**Your task:**
Please reproduce, character for character, the entries that start with the line containing "x-tick-label-6: 13:15 bbox=[451, 435, 486, 449]" and end with the line containing "legend-label-4: 50 - 100", including both of those lines, and output nothing else.

**Stored rows:**
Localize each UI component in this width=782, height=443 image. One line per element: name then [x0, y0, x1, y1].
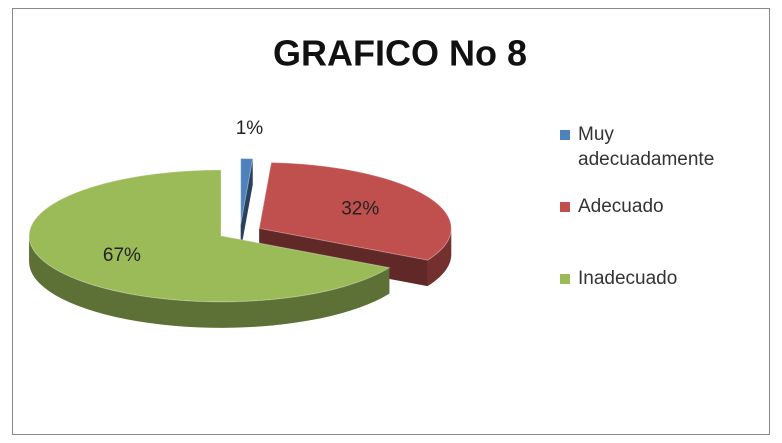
- legend: Muy adecuadamente Adecuado Inadecuado: [556, 122, 771, 338]
- data-label: 67%: [103, 245, 141, 266]
- slice-wall: [240, 158, 253, 251]
- legend-item: Inadecuado: [556, 266, 771, 291]
- slice: [240, 157, 254, 225]
- slice: [28, 169, 391, 303]
- legend-label: Adecuado: [578, 196, 664, 217]
- slice-side: [29, 235, 390, 328]
- data-label: 1%: [236, 118, 264, 139]
- legend-swatch: [560, 202, 570, 212]
- legend-swatch: [560, 274, 570, 284]
- legend-swatch: [560, 130, 570, 140]
- slice-side: [427, 228, 452, 287]
- data-label: 32%: [341, 198, 379, 219]
- legend-item: Muy adecuadamente: [556, 122, 771, 172]
- chart-title: GRAFICO No 8: [273, 33, 527, 74]
- legend-label: Inadecuado: [578, 268, 678, 289]
- slice: [258, 161, 452, 261]
- legend-label: Muy adecuadamente: [578, 124, 715, 170]
- legend-item: Adecuado: [556, 194, 771, 219]
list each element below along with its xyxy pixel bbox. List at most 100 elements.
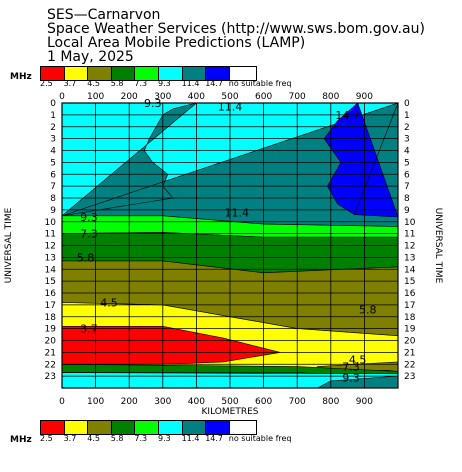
y-tick-label-left: 12: [45, 242, 56, 252]
y-tick-label-left: 13: [45, 253, 56, 263]
legend-label: no suitable freq: [228, 434, 292, 443]
y-tick-label-left: 4: [50, 147, 56, 157]
y-tick-label-right: 11: [404, 230, 415, 240]
title-line-3: Local Area Mobile Predictions (LAMP): [47, 35, 306, 51]
x-tick-label-top: 900: [356, 92, 373, 102]
legend-top: [40, 66, 257, 81]
legend-swatch: [88, 67, 112, 80]
y-tick-label-left: 7: [50, 182, 56, 192]
x-tick-label-bottom: 900: [356, 397, 373, 407]
legend-swatch: [88, 421, 112, 434]
y-tick-label-left: 19: [45, 325, 57, 335]
y-tick-label-left: 22: [45, 360, 56, 370]
contour-label: 11.4: [224, 206, 249, 219]
band-11.4: [317, 375, 398, 388]
y-tick-label-right: 2: [404, 123, 410, 133]
legend-label: 5.8: [110, 434, 124, 443]
y-tick-label-right: 18: [404, 313, 416, 323]
y-tick-label-right: 10: [404, 218, 416, 228]
y-tick-label-right: 23: [404, 372, 415, 382]
x-tick-label-top: 100: [87, 92, 104, 102]
y-tick-label-right: 19: [404, 325, 416, 335]
y-axis-title-right: UNIVERSAL TIME: [433, 208, 443, 284]
y-tick-label-left: 9: [50, 206, 56, 216]
x-tick-label-bottom: 200: [121, 397, 138, 407]
y-tick-label-right: 6: [404, 170, 410, 180]
legend-unit-top: MHz: [10, 72, 32, 82]
legend-swatch: [111, 421, 136, 434]
legend-swatch: [41, 67, 65, 80]
x-tick-label-top: 700: [289, 92, 306, 102]
y-tick-label-left: 10: [45, 218, 57, 228]
legend-label: 11.4: [181, 79, 200, 88]
legend-label: 9.3: [158, 79, 171, 88]
y-tick-label-left: 15: [45, 277, 56, 287]
title-line-2: Space Weather Services (http://www.sws.b…: [47, 21, 425, 37]
x-tick-label-top: 200: [121, 92, 138, 102]
chart: 0010010020020030030040040050050060060070…: [4, 92, 443, 417]
legend-swatch: [111, 67, 136, 80]
y-tick-label-right: 1: [404, 111, 410, 121]
x-tick-label-bottom: 700: [289, 397, 306, 407]
contour-label: 9.3: [342, 371, 360, 384]
y-tick-label-right: 21: [404, 348, 415, 358]
legend-label: 7.3: [134, 79, 148, 88]
y-tick-label-left: 6: [50, 170, 56, 180]
y-tick-label-left: 11: [45, 230, 56, 240]
y-tick-label-right: 8: [404, 194, 410, 204]
y-tick-label-right: 20: [404, 337, 416, 347]
legend-label: 5.8: [110, 79, 124, 88]
title-line-4: 1 May, 2025: [47, 49, 134, 65]
legend-swatch: [206, 67, 230, 80]
x-tick-label-top: 600: [255, 92, 272, 102]
contour-label: 4.5: [349, 354, 367, 367]
y-tick-label-right: 16: [404, 289, 416, 299]
contour-label: 4.5: [100, 297, 118, 310]
y-tick-label-left: 14: [45, 265, 57, 275]
x-tick-label-bottom: 800: [322, 397, 339, 407]
contour-label: 14.7: [335, 109, 360, 122]
x-tick-label-bottom: 100: [87, 397, 104, 407]
x-tick-label-top: 300: [154, 92, 171, 102]
contour-label: 7.3: [80, 228, 98, 241]
x-tick-label-top: 800: [322, 92, 339, 102]
contour-label: 9.3: [144, 97, 162, 110]
contour-label: 3.7: [80, 323, 98, 336]
legend-swatch: [64, 421, 89, 434]
y-tick-label-right: 9: [404, 206, 410, 216]
legend-swatch: [182, 421, 207, 434]
legend-label: 14.7: [205, 79, 223, 88]
legend-label: 3.7: [63, 434, 77, 443]
legend-swatch: [41, 421, 65, 434]
legend-swatch: [64, 67, 89, 80]
x-tick-label-bottom: 0: [59, 397, 65, 407]
legend-label: 4.5: [87, 79, 100, 88]
y-tick-label-left: 1: [50, 111, 56, 121]
legend-swatch: [158, 67, 183, 80]
y-tick-label-left: 3: [50, 135, 56, 145]
y-tick-label-left: 23: [45, 372, 56, 382]
legend-unit-bottom: MHz: [10, 435, 32, 445]
legend-swatch: [158, 421, 183, 434]
legend-swatch: [135, 421, 159, 434]
y-tick-label-left: 0: [50, 99, 56, 109]
legend-label: 3.7: [63, 79, 77, 88]
y-tick-label-right: 17: [404, 301, 415, 311]
y-tick-label-right: 15: [404, 277, 415, 287]
legend-label: 14.7: [205, 434, 223, 443]
legend-swatch: [206, 421, 230, 434]
contour-label: 7.3: [342, 361, 360, 374]
y-tick-label-right: 0: [404, 99, 410, 109]
y-tick-label-left: 21: [45, 348, 56, 358]
plot-frame: [61, 102, 399, 389]
y-tick-label-right: 4: [404, 147, 410, 157]
y-tick-label-left: 20: [45, 337, 57, 347]
x-tick-label-bottom: 500: [221, 397, 238, 407]
legend-label: 2.5: [40, 434, 53, 443]
x-axis-title: KILOMETRES: [202, 407, 259, 417]
y-tick-label-left: 2: [50, 123, 56, 133]
y-tick-label-left: 8: [50, 194, 56, 204]
y-tick-label-left: 5: [50, 158, 56, 168]
legend-swatch: [182, 67, 207, 80]
y-tick-label-right: 13: [404, 253, 415, 263]
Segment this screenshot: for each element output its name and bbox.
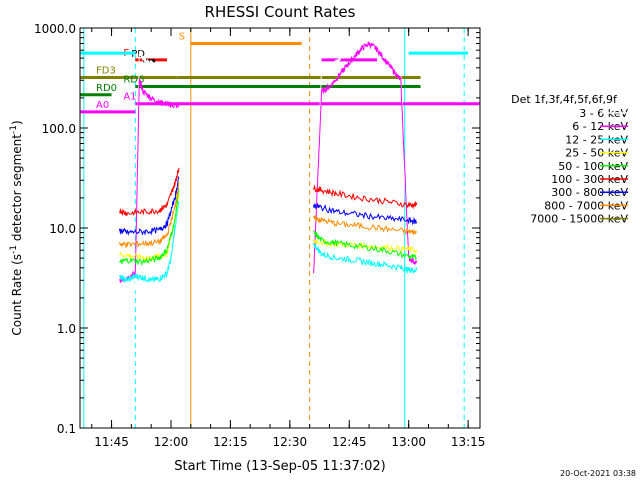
x-tick-label-6: 13:15 bbox=[451, 435, 486, 449]
series-line-1-seg-1 bbox=[313, 41, 418, 274]
state-label-s: S bbox=[179, 31, 185, 42]
x-axis-ticks: 11:45 12:00 12:15 12:30 12:45 13:00 13:15 bbox=[91, 28, 486, 449]
state-label-pd: PD bbox=[131, 49, 145, 60]
y-tick-label-1: 1.0 bbox=[57, 322, 76, 336]
legend-label-8: 7000 - 15000 keV bbox=[530, 213, 628, 226]
legend-label-4: 50 - 100 keV bbox=[558, 160, 628, 173]
legend-title: Det 1f,3f,4f,5f,6f,9f bbox=[511, 93, 618, 106]
series-line-7-seg-0 bbox=[119, 181, 180, 249]
y-label-main: Count Rate (s bbox=[10, 254, 24, 336]
series-line-2-seg-0 bbox=[119, 200, 180, 284]
series-line-5-seg-0 bbox=[119, 167, 180, 217]
series-line-4-seg-0 bbox=[119, 187, 180, 266]
y-tick-label-0: 0.1 bbox=[57, 422, 76, 436]
series-line-5-seg-1 bbox=[313, 185, 418, 210]
legend-label-3: 25 - 50 keV bbox=[565, 147, 628, 160]
series-line-7-seg-1 bbox=[313, 215, 418, 236]
state-label-rd0: RD0 bbox=[96, 83, 117, 94]
y-tick-label-3: 100.0 bbox=[42, 122, 76, 136]
chart-title: RHESSI Count Rates bbox=[205, 3, 356, 21]
legend-label-6: 300 - 800 keV bbox=[551, 186, 628, 199]
series-line-0-seg-1 bbox=[313, 28, 418, 298]
y-tick-label-4: 1000.0 bbox=[34, 22, 76, 36]
x-tick-label-5: 13:00 bbox=[391, 435, 426, 449]
y-axis-label: Count Rate (s-1 detector segment-1) bbox=[9, 120, 24, 335]
state-label-a1: A1 bbox=[123, 92, 136, 103]
timestamp: 20-Oct-2021 03:38 bbox=[560, 469, 636, 478]
series-line-4-seg-1 bbox=[313, 229, 417, 261]
y-label-mid: detector segment bbox=[10, 134, 24, 245]
state-label-rd6: RD6 bbox=[123, 75, 144, 86]
state-label-a0: A0 bbox=[96, 100, 109, 111]
y-axis-ticks: 0.1 1.0 10.0 100.0 1000.0 bbox=[34, 22, 480, 436]
series-line-0-seg-0 bbox=[119, 50, 180, 301]
series-line-2-seg-1 bbox=[313, 243, 418, 274]
x-axis-label: Start Time (13-Sep-05 11:37:02) bbox=[174, 459, 385, 474]
series-line-1-seg-0 bbox=[119, 78, 180, 283]
y-label-sup2: -1 bbox=[9, 125, 19, 134]
series-line-3-seg-1 bbox=[313, 238, 418, 255]
x-tick-label-2: 12:15 bbox=[213, 435, 248, 449]
x-tick-label-1: 12:00 bbox=[154, 435, 189, 449]
x-tick-label-0: 11:45 bbox=[94, 435, 129, 449]
x-tick-label-3: 12:30 bbox=[273, 435, 308, 449]
y-label-sup1: -1 bbox=[9, 245, 19, 254]
series-line-6-seg-1 bbox=[313, 203, 418, 226]
y-label-end: ) bbox=[10, 120, 24, 125]
legend-label-7: 800 - 7000 keV bbox=[544, 199, 628, 212]
state-label-fd3: FD3 bbox=[96, 65, 116, 76]
x-tick-label-4: 12:45 bbox=[332, 435, 367, 449]
legend-label-5: 100 - 300 keV bbox=[551, 173, 628, 186]
plot-area: FPDFD3RD0RD6A0A1S bbox=[80, 28, 480, 428]
series-line-6-seg-0 bbox=[119, 175, 180, 236]
y-tick-label-2: 10.0 bbox=[49, 222, 76, 236]
legend-label-2: 12 - 25 keV bbox=[565, 133, 628, 146]
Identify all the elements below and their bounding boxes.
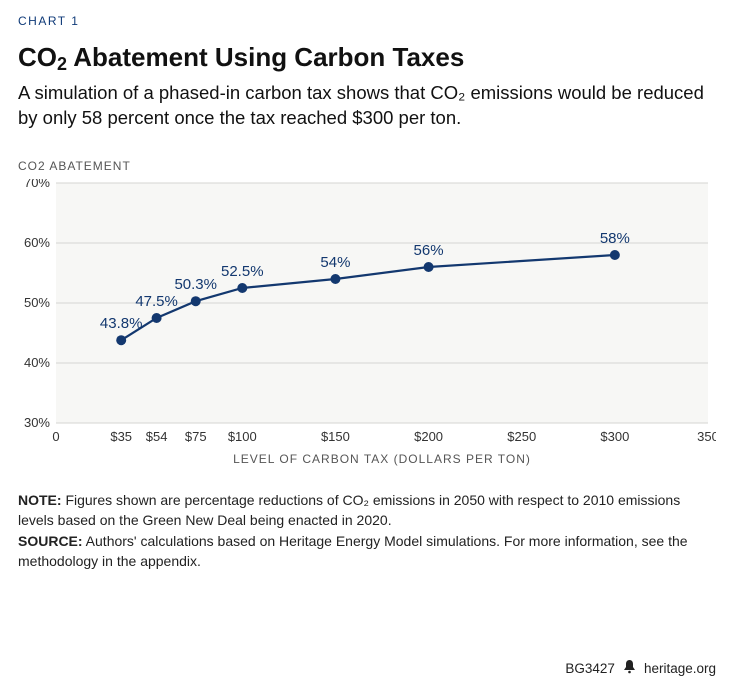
svg-text:350: 350 [697,429,716,444]
title-pre: CO [18,42,57,72]
y-axis-title: CO2 ABATEMENT [18,159,716,173]
note-label: NOTE: [18,492,62,508]
note-text: Figures shown are percentage reductions … [18,492,680,528]
footer: BG3427 heritage.org [565,659,716,677]
svg-text:30%: 30% [24,415,50,430]
svg-text:$300: $300 [600,429,629,444]
svg-text:$54: $54 [146,429,168,444]
svg-text:LEVEL OF CARBON TAX (DOLLARS P: LEVEL OF CARBON TAX (DOLLARS PER TON) [233,452,531,466]
chart-notes: NOTE: Figures shown are percentage reduc… [18,491,716,571]
svg-text:58%: 58% [600,230,630,247]
svg-text:50.3%: 50.3% [174,276,217,293]
svg-text:$150: $150 [321,429,350,444]
svg-text:60%: 60% [24,235,50,250]
svg-text:50%: 50% [24,295,50,310]
title-post: Abatement Using Carbon Taxes [67,42,464,72]
source-text: Authors' calculations based on Heritage … [18,533,688,569]
bell-icon [623,659,636,677]
svg-text:56%: 56% [414,242,444,259]
svg-text:0: 0 [52,429,59,444]
doc-code: BG3427 [565,661,615,676]
svg-text:$250: $250 [507,429,536,444]
svg-text:$35: $35 [110,429,132,444]
line-chart-svg: 30% 40% 50% 60% 70% 0 $35 $54 $75 $100 $150 $200 $25… [18,179,716,469]
svg-text:43.8%: 43.8% [100,315,143,332]
title-sub: 2 [57,54,67,74]
site-label: heritage.org [644,661,716,676]
chart-title: CO2 Abatement Using Carbon Taxes [18,42,716,73]
svg-text:52.5%: 52.5% [221,263,264,280]
svg-text:40%: 40% [24,355,50,370]
svg-text:$75: $75 [185,429,207,444]
svg-text:47.5%: 47.5% [135,293,178,310]
svg-text:$100: $100 [228,429,257,444]
svg-text:70%: 70% [24,179,50,190]
svg-text:$200: $200 [414,429,443,444]
svg-text:54%: 54% [320,254,350,271]
source-label: SOURCE: [18,533,83,549]
chart-number-label: CHART 1 [18,14,716,28]
chart-area: 30% 40% 50% 60% 70% 0 $35 $54 $75 $100 $150 $200 $25… [18,179,716,469]
chart-subtitle: A simulation of a phased-in carbon tax s… [18,81,716,131]
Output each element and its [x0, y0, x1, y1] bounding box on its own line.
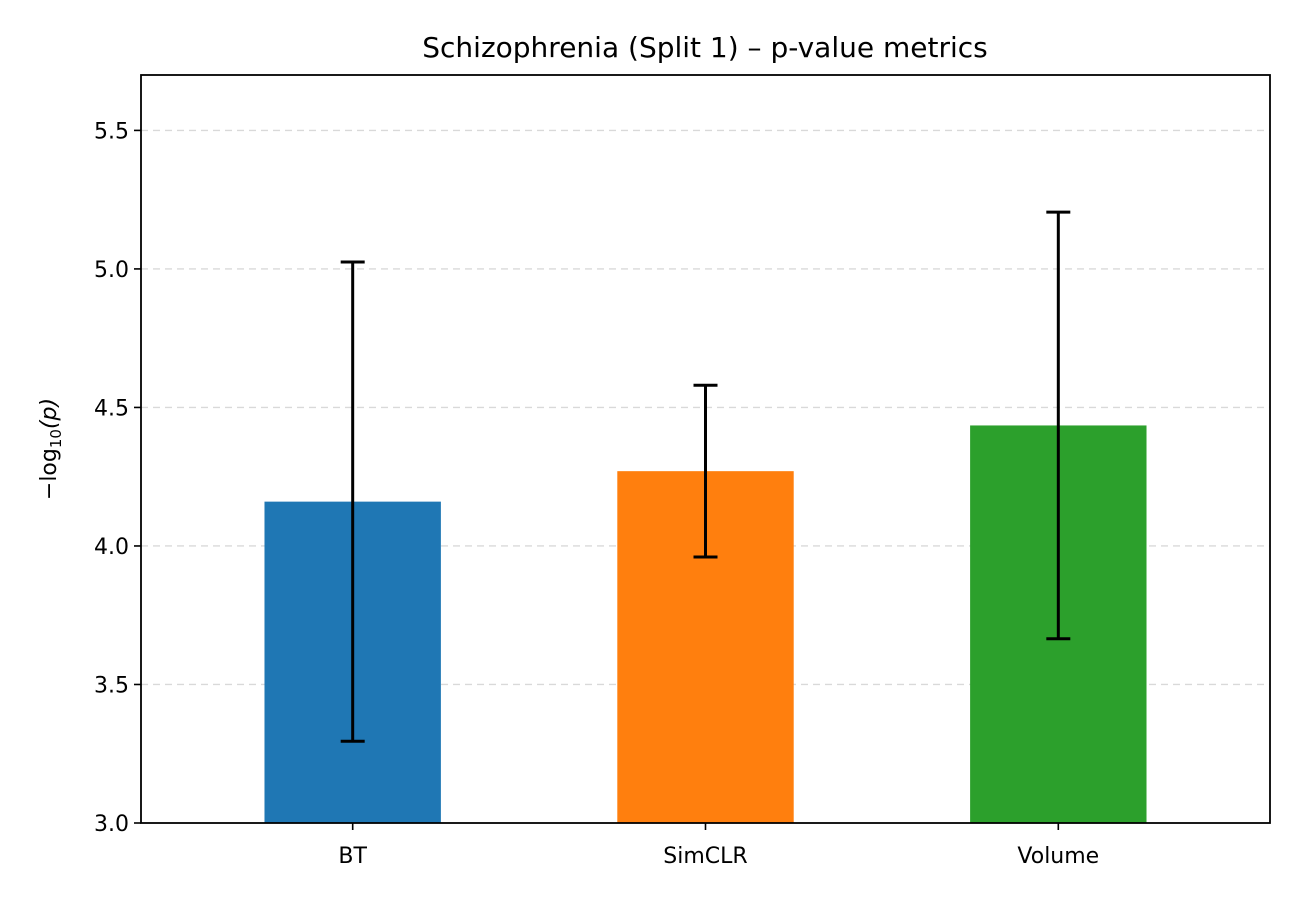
y-axis-label-suffix: (p)	[37, 398, 62, 429]
y-tick-label: 3.0	[94, 812, 129, 837]
y-tick-label: 4.0	[94, 535, 129, 560]
y-tick-label: 5.5	[94, 119, 129, 144]
x-tick-label-bt: BT	[338, 844, 367, 869]
y-axis-label: −log10(p)	[37, 398, 65, 500]
error-bar-volume	[1046, 210, 1071, 641]
error-bar-bt	[340, 260, 365, 743]
y-tick-label: 4.5	[94, 396, 129, 421]
y-axis-label-subscript: 10	[47, 429, 65, 448]
y-tick-label: 3.5	[94, 673, 129, 698]
error-bars	[340, 210, 1071, 743]
y-axis-label-prefix: −log	[37, 448, 62, 500]
x-tick-label-volume: Volume	[1017, 844, 1099, 869]
y-tick-label: 5.0	[94, 258, 129, 283]
x-tick-label-simclr: SimCLR	[663, 844, 747, 869]
chart-title: Schizophrenia (Split 1) – p-value metric…	[422, 31, 987, 64]
x-axis-ticks: BT SimCLR Volume	[338, 823, 1099, 869]
error-bar-simclr	[693, 383, 718, 559]
y-axis-ticks: 3.0 3.5 4.0 4.5 5.0 5.5	[94, 119, 141, 837]
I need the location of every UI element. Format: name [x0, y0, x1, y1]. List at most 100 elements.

**Exercise solution:**
x-tick-label-6: 13:15 bbox=[451, 435, 486, 449]
series-line-1-seg-1 bbox=[313, 41, 418, 274]
state-label-s: S bbox=[179, 31, 185, 42]
x-axis-ticks: 11:45 12:00 12:15 12:30 12:45 13:00 13:15 bbox=[91, 28, 486, 449]
state-label-pd: PD bbox=[131, 49, 145, 60]
y-tick-label-1: 1.0 bbox=[57, 322, 76, 336]
legend-label-8: 7000 - 15000 keV bbox=[530, 213, 628, 226]
legend-label-4: 50 - 100 keV bbox=[558, 160, 628, 173]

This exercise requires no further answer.